(Dataset records)
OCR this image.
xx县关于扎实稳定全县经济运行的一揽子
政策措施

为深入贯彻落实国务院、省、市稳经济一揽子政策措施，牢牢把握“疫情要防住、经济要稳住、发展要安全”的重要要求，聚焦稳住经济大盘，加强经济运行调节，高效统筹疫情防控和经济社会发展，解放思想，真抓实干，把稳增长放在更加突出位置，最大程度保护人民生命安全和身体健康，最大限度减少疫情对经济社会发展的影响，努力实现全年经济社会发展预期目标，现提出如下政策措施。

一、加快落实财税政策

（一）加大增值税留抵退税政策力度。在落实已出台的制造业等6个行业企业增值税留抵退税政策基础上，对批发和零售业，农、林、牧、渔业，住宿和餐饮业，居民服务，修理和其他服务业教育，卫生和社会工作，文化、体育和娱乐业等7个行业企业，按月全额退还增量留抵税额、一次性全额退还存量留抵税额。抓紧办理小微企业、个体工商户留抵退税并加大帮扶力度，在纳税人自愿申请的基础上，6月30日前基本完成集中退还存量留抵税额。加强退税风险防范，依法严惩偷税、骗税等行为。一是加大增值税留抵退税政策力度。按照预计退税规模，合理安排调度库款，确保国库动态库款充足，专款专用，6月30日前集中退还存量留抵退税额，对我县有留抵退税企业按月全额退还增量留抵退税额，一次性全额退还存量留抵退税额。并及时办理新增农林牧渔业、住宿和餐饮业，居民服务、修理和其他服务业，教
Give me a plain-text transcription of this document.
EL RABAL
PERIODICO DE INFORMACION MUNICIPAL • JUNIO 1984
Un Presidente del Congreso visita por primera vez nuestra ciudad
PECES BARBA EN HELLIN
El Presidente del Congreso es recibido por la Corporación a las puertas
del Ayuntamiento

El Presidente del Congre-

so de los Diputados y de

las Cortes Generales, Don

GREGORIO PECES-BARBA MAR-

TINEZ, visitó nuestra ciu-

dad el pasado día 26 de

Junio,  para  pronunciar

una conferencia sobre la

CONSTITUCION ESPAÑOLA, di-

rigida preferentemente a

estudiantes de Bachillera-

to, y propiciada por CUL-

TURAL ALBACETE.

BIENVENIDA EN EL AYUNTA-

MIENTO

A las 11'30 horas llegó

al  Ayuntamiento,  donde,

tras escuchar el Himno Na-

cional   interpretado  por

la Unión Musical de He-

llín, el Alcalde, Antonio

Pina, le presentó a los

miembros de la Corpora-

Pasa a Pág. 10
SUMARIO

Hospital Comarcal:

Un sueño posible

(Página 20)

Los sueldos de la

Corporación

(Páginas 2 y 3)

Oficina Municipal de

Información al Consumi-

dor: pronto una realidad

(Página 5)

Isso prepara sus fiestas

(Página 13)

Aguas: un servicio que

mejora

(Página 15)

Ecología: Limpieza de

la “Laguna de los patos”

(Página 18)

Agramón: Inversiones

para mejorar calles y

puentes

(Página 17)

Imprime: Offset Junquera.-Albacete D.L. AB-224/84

▸ **Directive**
Copy down the material exactly as written.

▸ **Solution**
OCR this image.
xx县关于扎实稳定全县经济运行的一揽子
政策措施

为深入贯彻落实国务院、省、市稳经济一揽子政策措施，牢牢把握“疫情要防住、经济要稳住、发展要安全”的重要要求，聚焦稳住经济大盘，加强经济运行调节，高效统筹疫情防控和经济社会发展，解放思想，真抓实干，把稳增长放在更加突出位置，最大程度保护人民生命安全和身体健康，最大限度减少疫情对经济社会发展的影响，努力实现全年经济社会发展预期目标，现提出如下政策措施。

一、加快落实财税政策

（一）加大增值税留抵退税政策力度。在落实已出台的制造业等6个行业企业增值税留抵退税政策基础上，对批发和零售业，农、林、牧、渔业，住宿和餐饮业，居民服务，修理和其他服务业教育，卫生和社会工作，文化、体育和娱乐业等7个行业企业，按月全额退还增量留抵税额、一次性全额退还存量留抵税额。抓紧办理小微企业、个体工商户留抵退税并加大帮扶力度，在纳税人自愿申请的基础上，6月30日前基本完成集中退还存量留抵税额。加强退税风险防范，依法严惩偷税、骗税等行为。一是加大增值税留抵退税政策力度。按照预计退税规模，合理安排调度库款，确保国库动态库款充足，专款专用，6月30日前集中退还存量留抵退税额，对我县有留抵退税企业按月全额退还增量留抵退税额，一次性全额退还存量留抵退税额。并及时办理新增农林牧渔业、住宿和餐饮业，居民服务、修理和其他服务业，教
Give me a plain-text transcription of this document.
EL RABAL
PERIODICO DE INFORMACION MUNICIPAL • JUNIO 1984
Un Presidente del Congreso visita por primera vez nuestra ciudad
PECES BARBA EN HELLIN
El Presidente del Congreso es recibido por la Corporación a las puertas
del Ayuntamiento

El Presidente del Congre-

so de los Diputados y de

las Cortes Generales, Don

GREGORIO PECES-BARBA MAR-

TINEZ, visitó nuestra ciu-

dad el pasado día 26 de

Junio,  para  pronunciar

una conferencia sobre la

CONSTITUCION ESPAÑOLA, di-

rigida preferentemente a

estudiantes de Bachillera-

to, y propiciada por CUL-

TURAL ALBACETE.

BIENVENIDA EN EL AYUNTA-

MIENTO

A las 11'30 horas llegó

al  Ayuntamiento,  donde,

tras escuchar el Himno Na-

cional   interpretado  por

la Unión Musical de He-

llín, el Alcalde, Antonio

Pina, le presentó a los

miembros de la Corpora-

Pasa a Pág. 10
SUMARIO

Hospital Comarcal:

Un sueño posible

(Página 20)

Los sueldos de la

Corporación

(Páginas 2 y 3)

Oficina Municipal de

Información al Consumi-

dor: pronto una realidad

(Página 5)

Isso prepara sus fiestas

(Página 13)

Aguas: un servicio que

mejora

(Página 15)

Ecología: Limpieza de

la “Laguna de los patos”

(Página 18)

Agramón: Inversiones

para mejorar calles y

puentes

(Página 17)

Imprime: Offset Junquera.-Albacete D.L. AB-224/84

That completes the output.